→ DATA LINES
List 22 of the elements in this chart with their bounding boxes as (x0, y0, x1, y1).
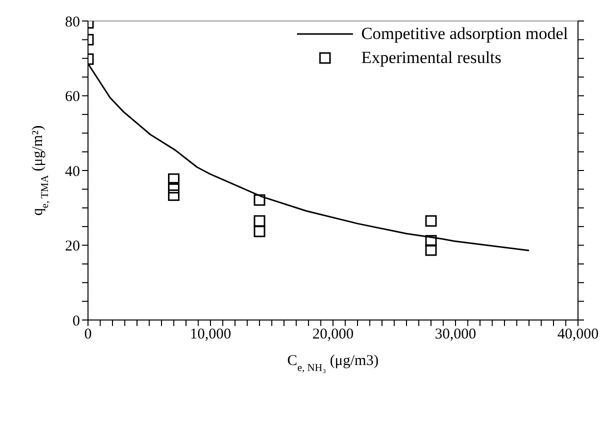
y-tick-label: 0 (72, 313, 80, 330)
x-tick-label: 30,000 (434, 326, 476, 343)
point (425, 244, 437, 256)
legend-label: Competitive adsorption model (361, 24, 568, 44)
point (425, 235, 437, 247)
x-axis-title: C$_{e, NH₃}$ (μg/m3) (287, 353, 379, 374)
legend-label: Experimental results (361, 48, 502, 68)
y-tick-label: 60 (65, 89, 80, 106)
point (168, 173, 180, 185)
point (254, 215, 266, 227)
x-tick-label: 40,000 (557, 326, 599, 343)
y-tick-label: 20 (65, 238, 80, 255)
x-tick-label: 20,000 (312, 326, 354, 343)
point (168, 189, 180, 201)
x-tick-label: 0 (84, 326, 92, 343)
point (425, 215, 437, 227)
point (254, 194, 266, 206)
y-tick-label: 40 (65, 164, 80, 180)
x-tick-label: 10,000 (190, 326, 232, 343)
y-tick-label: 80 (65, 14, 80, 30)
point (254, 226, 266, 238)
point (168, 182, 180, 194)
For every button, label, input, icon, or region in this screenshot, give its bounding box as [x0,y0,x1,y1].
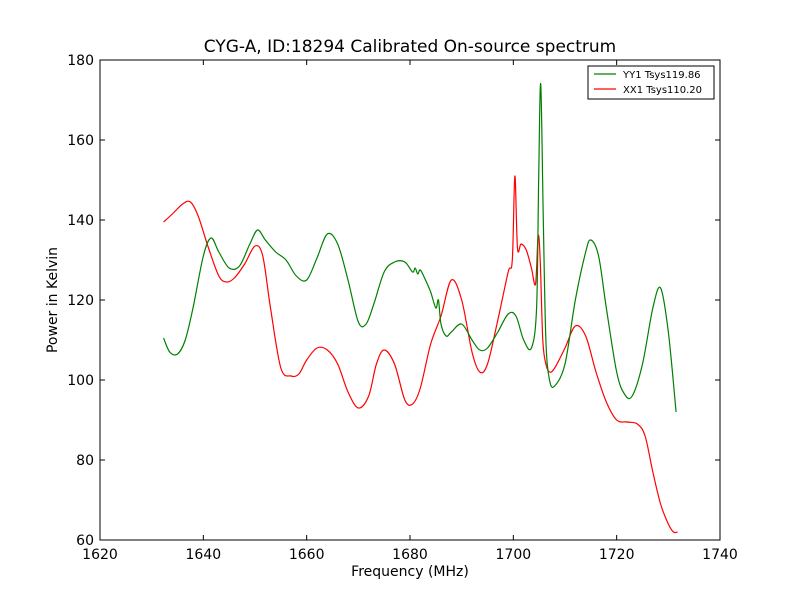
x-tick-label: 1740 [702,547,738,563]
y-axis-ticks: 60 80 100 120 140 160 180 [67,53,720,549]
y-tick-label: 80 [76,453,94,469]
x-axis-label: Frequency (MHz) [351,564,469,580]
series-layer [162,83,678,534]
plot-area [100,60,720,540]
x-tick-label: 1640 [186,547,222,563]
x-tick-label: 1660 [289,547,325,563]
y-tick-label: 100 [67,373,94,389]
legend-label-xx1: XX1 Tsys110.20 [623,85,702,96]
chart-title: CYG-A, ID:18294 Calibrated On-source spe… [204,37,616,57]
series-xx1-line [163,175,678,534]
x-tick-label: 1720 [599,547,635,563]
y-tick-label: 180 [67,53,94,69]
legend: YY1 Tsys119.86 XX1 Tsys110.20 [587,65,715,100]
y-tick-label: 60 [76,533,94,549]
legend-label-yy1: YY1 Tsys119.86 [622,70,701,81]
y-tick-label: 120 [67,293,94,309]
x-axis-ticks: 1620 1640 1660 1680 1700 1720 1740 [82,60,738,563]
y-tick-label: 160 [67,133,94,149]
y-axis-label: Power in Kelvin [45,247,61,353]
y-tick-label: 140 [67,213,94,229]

→ EXERCISE DETAILS
Reproduce all of the material above with every "point" replaced by "marker" and nothing else changed. Omit the pictures from your answer.

→ FINISHED TASK
List 22 of the elements in this chart with their bounding boxes as (x0, y0, x1, y1).
y-tick-label: 0 (72, 313, 80, 330)
x-tick-label: 30,000 (434, 326, 476, 343)
marker (425, 244, 437, 256)
legend-label: Competitive adsorption model (361, 24, 568, 44)
marker (425, 235, 437, 247)
x-axis-title: C$_{e, NH₃}$ (μg/m3) (287, 353, 379, 374)
legend-label: Experimental results (361, 48, 502, 68)
y-tick-label: 60 (65, 89, 80, 106)
marker (168, 173, 180, 185)
marker (254, 215, 266, 227)
x-tick-label: 40,000 (557, 326, 599, 343)
y-tick-label: 20 (65, 238, 80, 255)
x-tick-label: 20,000 (312, 326, 354, 343)
marker (168, 189, 180, 201)
x-tick-label: 0 (84, 326, 92, 343)
marker (425, 215, 437, 227)
marker (254, 194, 266, 206)
y-tick-label: 40 (65, 164, 80, 180)
x-tick-label: 10,000 (190, 326, 232, 343)
y-tick-label: 80 (65, 14, 80, 30)
marker (254, 226, 266, 238)
marker (168, 182, 180, 194)
For every button, label, input, icon, or region in this screenshot, give its bounding box as [x0,y0,x1,y1].
x-tick-label: 1740 [702,547,738,563]
y-axis-ticks: 60 80 100 120 140 160 180 [67,53,720,549]
y-tick-label: 80 [76,453,94,469]
x-axis-label: Frequency (MHz) [351,564,469,580]
series-layer [162,83,678,534]
plot-area [100,60,720,540]
x-tick-label: 1640 [186,547,222,563]
x-tick-label: 1660 [289,547,325,563]
y-tick-label: 100 [67,373,94,389]
legend-label-xx1: XX1 Tsys110.20 [623,85,702,96]
chart-title: CYG-A, ID:18294 Calibrated On-source spe… [204,37,616,57]
series-xx1-line [163,175,678,534]
x-tick-label: 1720 [599,547,635,563]
y-tick-label: 180 [67,53,94,69]
legend: YY1 Tsys119.86 XX1 Tsys110.20 [587,65,715,100]
y-tick-label: 60 [76,533,94,549]
legend-label-yy1: YY1 Tsys119.86 [622,70,701,81]
y-tick-label: 120 [67,293,94,309]
x-axis-ticks: 1620 1640 1660 1680 1700 1720 1740 [82,60,738,563]
y-tick-label: 160 [67,133,94,149]
y-axis-label: Power in Kelvin [45,247,61,353]
y-tick-label: 140 [67,213,94,229]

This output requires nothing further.